The entries are to be returned exactly, with images left out.

## start

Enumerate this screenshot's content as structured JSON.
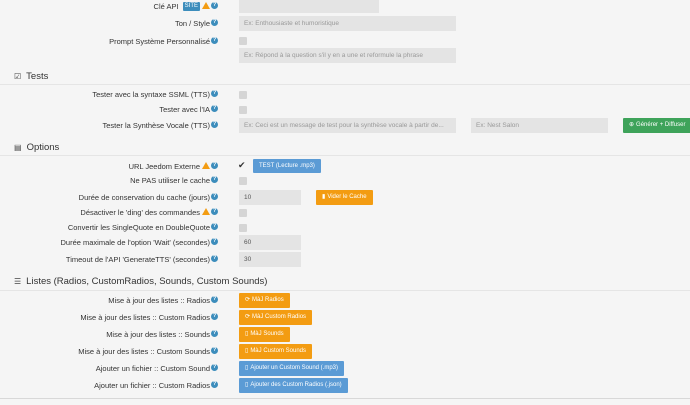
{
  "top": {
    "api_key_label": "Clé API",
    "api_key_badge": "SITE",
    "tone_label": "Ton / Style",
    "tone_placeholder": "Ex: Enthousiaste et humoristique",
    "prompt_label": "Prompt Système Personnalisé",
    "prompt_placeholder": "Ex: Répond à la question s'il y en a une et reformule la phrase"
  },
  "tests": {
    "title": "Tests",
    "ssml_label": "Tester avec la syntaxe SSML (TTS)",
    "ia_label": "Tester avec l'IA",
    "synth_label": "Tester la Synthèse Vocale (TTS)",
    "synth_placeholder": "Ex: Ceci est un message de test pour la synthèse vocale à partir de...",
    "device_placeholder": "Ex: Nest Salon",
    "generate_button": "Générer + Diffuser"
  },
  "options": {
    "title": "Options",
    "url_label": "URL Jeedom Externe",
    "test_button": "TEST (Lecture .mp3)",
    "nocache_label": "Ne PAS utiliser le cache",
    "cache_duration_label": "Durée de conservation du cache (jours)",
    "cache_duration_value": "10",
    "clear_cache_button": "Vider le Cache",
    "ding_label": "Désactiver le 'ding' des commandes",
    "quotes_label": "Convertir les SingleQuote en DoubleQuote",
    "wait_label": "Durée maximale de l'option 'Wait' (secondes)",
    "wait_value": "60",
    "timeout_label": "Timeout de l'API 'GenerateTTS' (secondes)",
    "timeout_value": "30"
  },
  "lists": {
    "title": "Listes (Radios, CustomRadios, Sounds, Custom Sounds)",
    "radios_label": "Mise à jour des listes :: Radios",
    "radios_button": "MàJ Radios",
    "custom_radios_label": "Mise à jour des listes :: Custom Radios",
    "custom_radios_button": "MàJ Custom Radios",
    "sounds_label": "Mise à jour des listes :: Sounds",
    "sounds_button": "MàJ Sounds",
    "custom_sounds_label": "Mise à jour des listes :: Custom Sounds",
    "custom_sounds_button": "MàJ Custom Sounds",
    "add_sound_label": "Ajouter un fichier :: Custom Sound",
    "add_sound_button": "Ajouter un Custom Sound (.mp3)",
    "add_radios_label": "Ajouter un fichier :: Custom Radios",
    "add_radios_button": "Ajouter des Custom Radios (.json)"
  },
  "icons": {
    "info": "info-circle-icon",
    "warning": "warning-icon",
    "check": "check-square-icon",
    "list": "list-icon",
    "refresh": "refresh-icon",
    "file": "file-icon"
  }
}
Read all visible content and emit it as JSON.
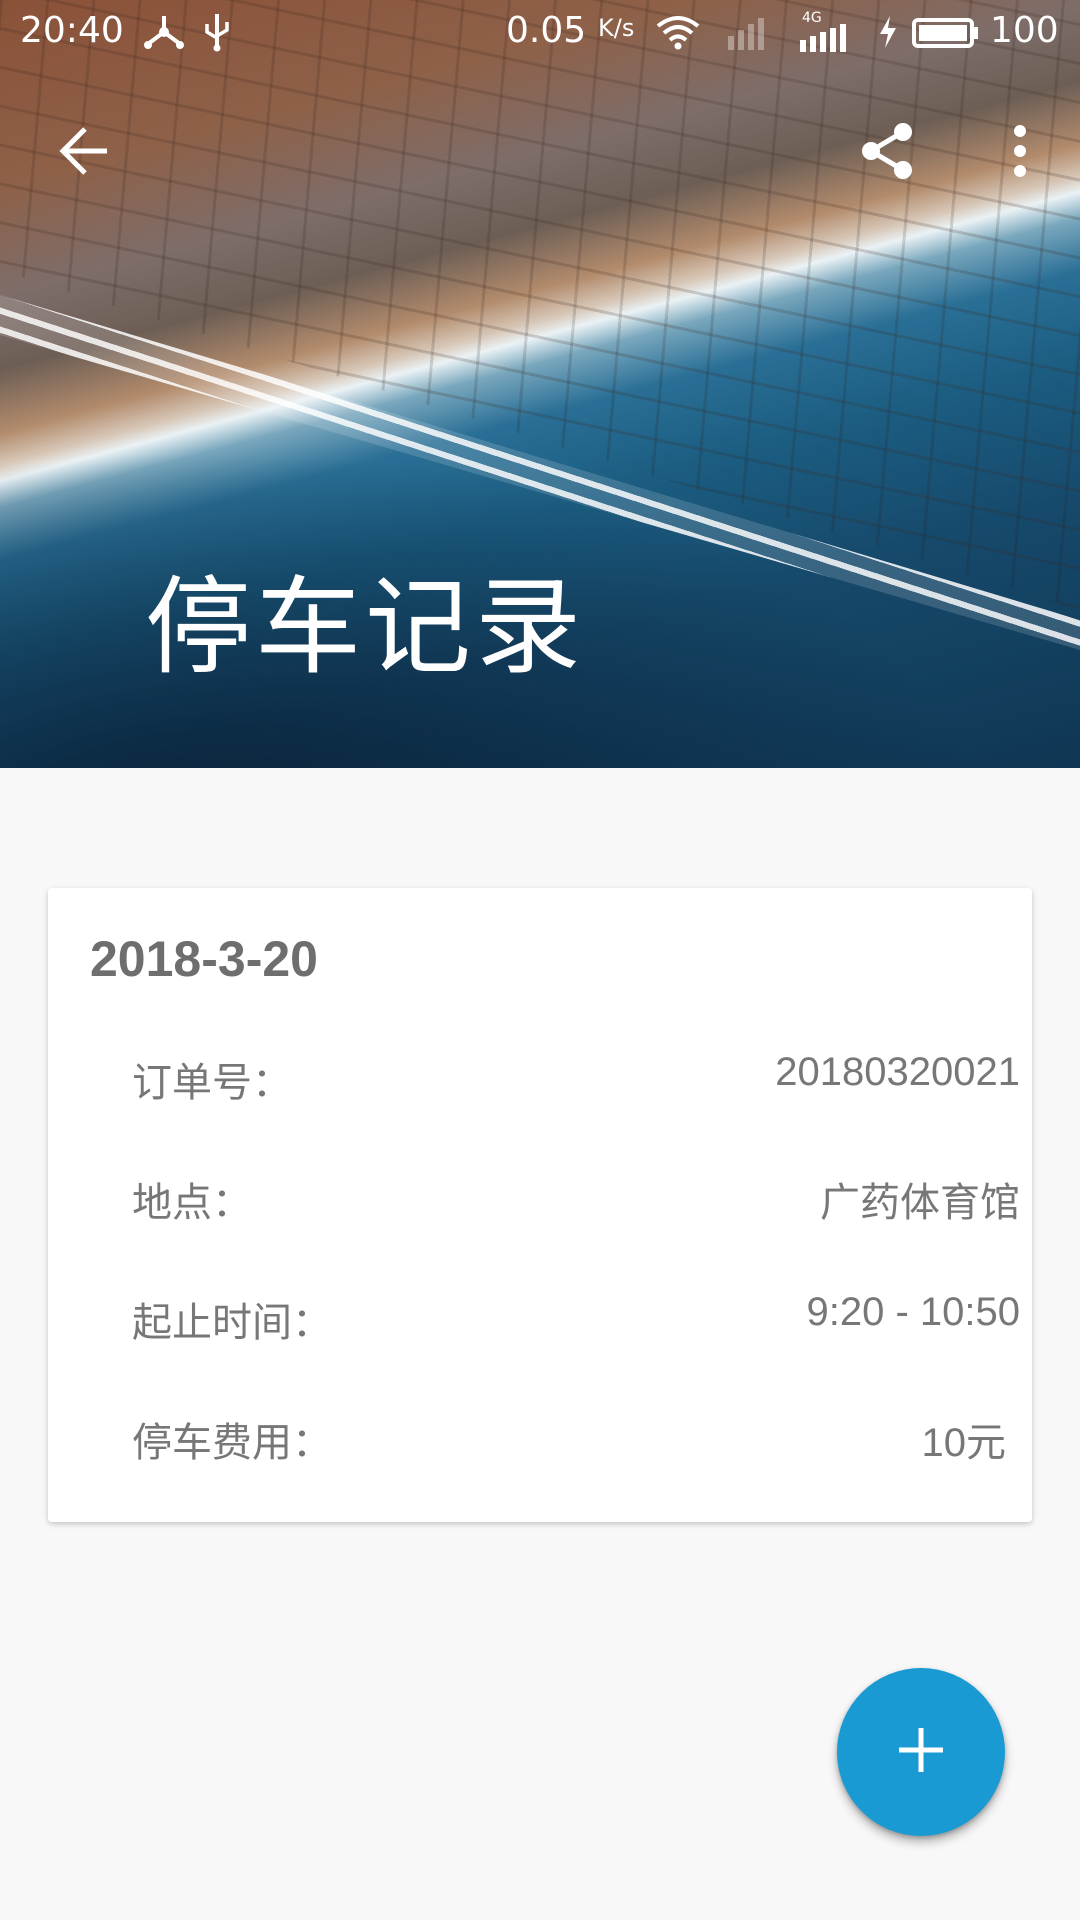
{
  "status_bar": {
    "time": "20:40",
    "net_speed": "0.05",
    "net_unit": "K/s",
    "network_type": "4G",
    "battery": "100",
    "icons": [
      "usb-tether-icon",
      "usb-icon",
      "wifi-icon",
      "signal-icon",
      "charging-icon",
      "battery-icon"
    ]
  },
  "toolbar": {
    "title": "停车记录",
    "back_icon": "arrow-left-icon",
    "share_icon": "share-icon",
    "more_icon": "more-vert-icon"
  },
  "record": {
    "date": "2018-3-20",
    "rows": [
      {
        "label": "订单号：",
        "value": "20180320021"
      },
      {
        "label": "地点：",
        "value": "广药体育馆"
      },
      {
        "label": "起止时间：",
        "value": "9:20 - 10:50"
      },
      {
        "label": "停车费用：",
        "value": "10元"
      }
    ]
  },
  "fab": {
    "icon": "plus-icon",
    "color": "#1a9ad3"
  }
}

## end

Completed task:
Enumerate this screenshot's content as structured JSON.
{
  "top": {
    "api_key_label": "Clé API",
    "api_key_badge": "SITE",
    "tone_label": "Ton / Style",
    "tone_placeholder": "Ex: Enthousiaste et humoristique",
    "prompt_label": "Prompt Système Personnalisé",
    "prompt_placeholder": "Ex: Répond à la question s'il y en a une et reformule la phrase"
  },
  "tests": {
    "title": "Tests",
    "ssml_label": "Tester avec la syntaxe SSML (TTS)",
    "ia_label": "Tester avec l'IA",
    "synth_label": "Tester la Synthèse Vocale (TTS)",
    "synth_placeholder": "Ex: Ceci est un message de test pour la synthèse vocale à partir de...",
    "device_placeholder": "Ex: Nest Salon",
    "generate_button": "Générer + Diffuser"
  },
  "options": {
    "title": "Options",
    "url_label": "URL Jeedom Externe",
    "test_button": "TEST (Lecture .mp3)",
    "nocache_label": "Ne PAS utiliser le cache",
    "cache_duration_label": "Durée de conservation du cache (jours)",
    "cache_duration_value": "10",
    "clear_cache_button": "Vider le Cache",
    "ding_label": "Désactiver le 'ding' des commandes",
    "quotes_label": "Convertir les SingleQuote en DoubleQuote",
    "wait_label": "Durée maximale de l'option 'Wait' (secondes)",
    "wait_value": "60",
    "timeout_label": "Timeout de l'API 'GenerateTTS' (secondes)",
    "timeout_value": "30"
  },
  "lists": {
    "title": "Listes (Radios, CustomRadios, Sounds, Custom Sounds)",
    "radios_label": "Mise à jour des listes :: Radios",
    "radios_button": "MàJ Radios",
    "custom_radios_label": "Mise à jour des listes :: Custom Radios",
    "custom_radios_button": "MàJ Custom Radios",
    "sounds_label": "Mise à jour des listes :: Sounds",
    "sounds_button": "MàJ Sounds",
    "custom_sounds_label": "Mise à jour des listes :: Custom Sounds",
    "custom_sounds_button": "MàJ Custom Sounds",
    "add_sound_label": "Ajouter un fichier :: Custom Sound",
    "add_sound_button": "Ajouter un Custom Sound (.mp3)",
    "add_radios_label": "Ajouter un fichier :: Custom Radios",
    "add_radios_button": "Ajouter des Custom Radios (.json)"
  },
  "icons": {
    "info": "info-circle-icon",
    "warning": "warning-icon",
    "check": "check-square-icon",
    "list": "list-icon",
    "refresh": "refresh-icon",
    "file": "file-icon"
  }
}
Read all visible content and emit it as JSON.
{
  "status_bar": {
    "time": "20:40",
    "net_speed": "0.05",
    "net_unit": "K/s",
    "network_type": "4G",
    "battery": "100",
    "icons": [
      "usb-tether-icon",
      "usb-icon",
      "wifi-icon",
      "signal-icon",
      "charging-icon",
      "battery-icon"
    ]
  },
  "toolbar": {
    "title": "停车记录",
    "back_icon": "arrow-left-icon",
    "share_icon": "share-icon",
    "more_icon": "more-vert-icon"
  },
  "record": {
    "date": "2018-3-20",
    "rows": [
      {
        "label": "订单号：",
        "value": "20180320021"
      },
      {
        "label": "地点：",
        "value": "广药体育馆"
      },
      {
        "label": "起止时间：",
        "value": "9:20 - 10:50"
      },
      {
        "label": "停车费用：",
        "value": "10元"
      }
    ]
  },
  "fab": {
    "icon": "plus-icon",
    "color": "#1a9ad3"
  }
}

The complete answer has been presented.